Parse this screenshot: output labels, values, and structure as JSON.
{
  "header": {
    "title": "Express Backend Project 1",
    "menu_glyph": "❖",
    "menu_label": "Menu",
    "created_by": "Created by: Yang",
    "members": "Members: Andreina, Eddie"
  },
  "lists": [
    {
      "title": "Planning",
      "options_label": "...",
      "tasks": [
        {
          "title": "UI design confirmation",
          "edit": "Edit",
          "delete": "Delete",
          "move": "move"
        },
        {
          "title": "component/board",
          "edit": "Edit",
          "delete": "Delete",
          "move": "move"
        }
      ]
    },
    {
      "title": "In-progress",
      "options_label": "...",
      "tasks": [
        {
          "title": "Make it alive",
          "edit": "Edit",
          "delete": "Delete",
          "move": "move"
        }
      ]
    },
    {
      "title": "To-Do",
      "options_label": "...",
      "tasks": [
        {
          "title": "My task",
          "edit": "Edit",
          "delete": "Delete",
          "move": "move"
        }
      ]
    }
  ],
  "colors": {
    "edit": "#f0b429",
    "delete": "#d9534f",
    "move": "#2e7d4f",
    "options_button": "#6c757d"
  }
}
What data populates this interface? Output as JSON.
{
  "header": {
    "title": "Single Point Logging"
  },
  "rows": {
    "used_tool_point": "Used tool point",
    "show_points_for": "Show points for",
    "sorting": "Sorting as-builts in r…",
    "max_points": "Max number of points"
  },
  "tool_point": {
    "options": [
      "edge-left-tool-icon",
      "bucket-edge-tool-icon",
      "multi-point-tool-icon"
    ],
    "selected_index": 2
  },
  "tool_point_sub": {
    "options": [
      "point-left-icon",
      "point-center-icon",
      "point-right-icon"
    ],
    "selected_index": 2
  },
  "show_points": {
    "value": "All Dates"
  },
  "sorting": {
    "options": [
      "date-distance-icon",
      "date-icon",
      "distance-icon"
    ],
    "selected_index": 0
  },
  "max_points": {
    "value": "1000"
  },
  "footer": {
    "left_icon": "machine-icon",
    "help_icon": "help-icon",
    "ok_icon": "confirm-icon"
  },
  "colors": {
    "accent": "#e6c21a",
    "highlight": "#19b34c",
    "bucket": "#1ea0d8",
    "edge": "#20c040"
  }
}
★ ★ ★
_WHAT TO DO_:
Print the whole listing exactly as it is.

_OUTPUT OF THE TASK_:
Parse this screenshot: output labels, values, and structure as JSON.
{
  "header": {
    "title": "Express Backend Project 1",
    "menu_glyph": "❖",
    "menu_label": "Menu",
    "created_by": "Created by: Yang",
    "members": "Members: Andreina, Eddie"
  },
  "lists": [
    {
      "title": "Planning",
      "options_label": "...",
      "tasks": [
        {
          "title": "UI design confirmation",
          "edit": "Edit",
          "delete": "Delete",
          "move": "move"
        },
        {
          "title": "component/board",
          "edit": "Edit",
          "delete": "Delete",
          "move": "move"
        }
      ]
    },
    {
      "title": "In-progress",
      "options_label": "...",
      "tasks": [
        {
          "title": "Make it alive",
          "edit": "Edit",
          "delete": "Delete",
          "move": "move"
        }
      ]
    },
    {
      "title": "To-Do",
      "options_label": "...",
      "tasks": [
        {
          "title": "My task",
          "edit": "Edit",
          "delete": "Delete",
          "move": "move"
        }
      ]
    }
  ],
  "colors": {
    "edit": "#f0b429",
    "delete": "#d9534f",
    "move": "#2e7d4f",
    "options_button": "#6c757d"
  }
}
What data populates this interface? Output as JSON.
{
  "header": {
    "title": "Single Point Logging"
  },
  "rows": {
    "used_tool_point": "Used tool point",
    "show_points_for": "Show points for",
    "sorting": "Sorting as-builts in r…",
    "max_points": "Max number of points"
  },
  "tool_point": {
    "options": [
      "edge-left-tool-icon",
      "bucket-edge-tool-icon",
      "multi-point-tool-icon"
    ],
    "selected_index": 2
  },
  "tool_point_sub": {
    "options": [
      "point-left-icon",
      "point-center-icon",
      "point-right-icon"
    ],
    "selected_index": 2
  },
  "show_points": {
    "value": "All Dates"
  },
  "sorting": {
    "options": [
      "date-distance-icon",
      "date-icon",
      "distance-icon"
    ],
    "selected_index": 0
  },
  "max_points": {
    "value": "1000"
  },
  "footer": {
    "left_icon": "machine-icon",
    "help_icon": "help-icon",
    "ok_icon": "confirm-icon"
  },
  "colors": {
    "accent": "#e6c21a",
    "highlight": "#19b34c",
    "bucket": "#1ea0d8",
    "edge": "#20c040"
  }
}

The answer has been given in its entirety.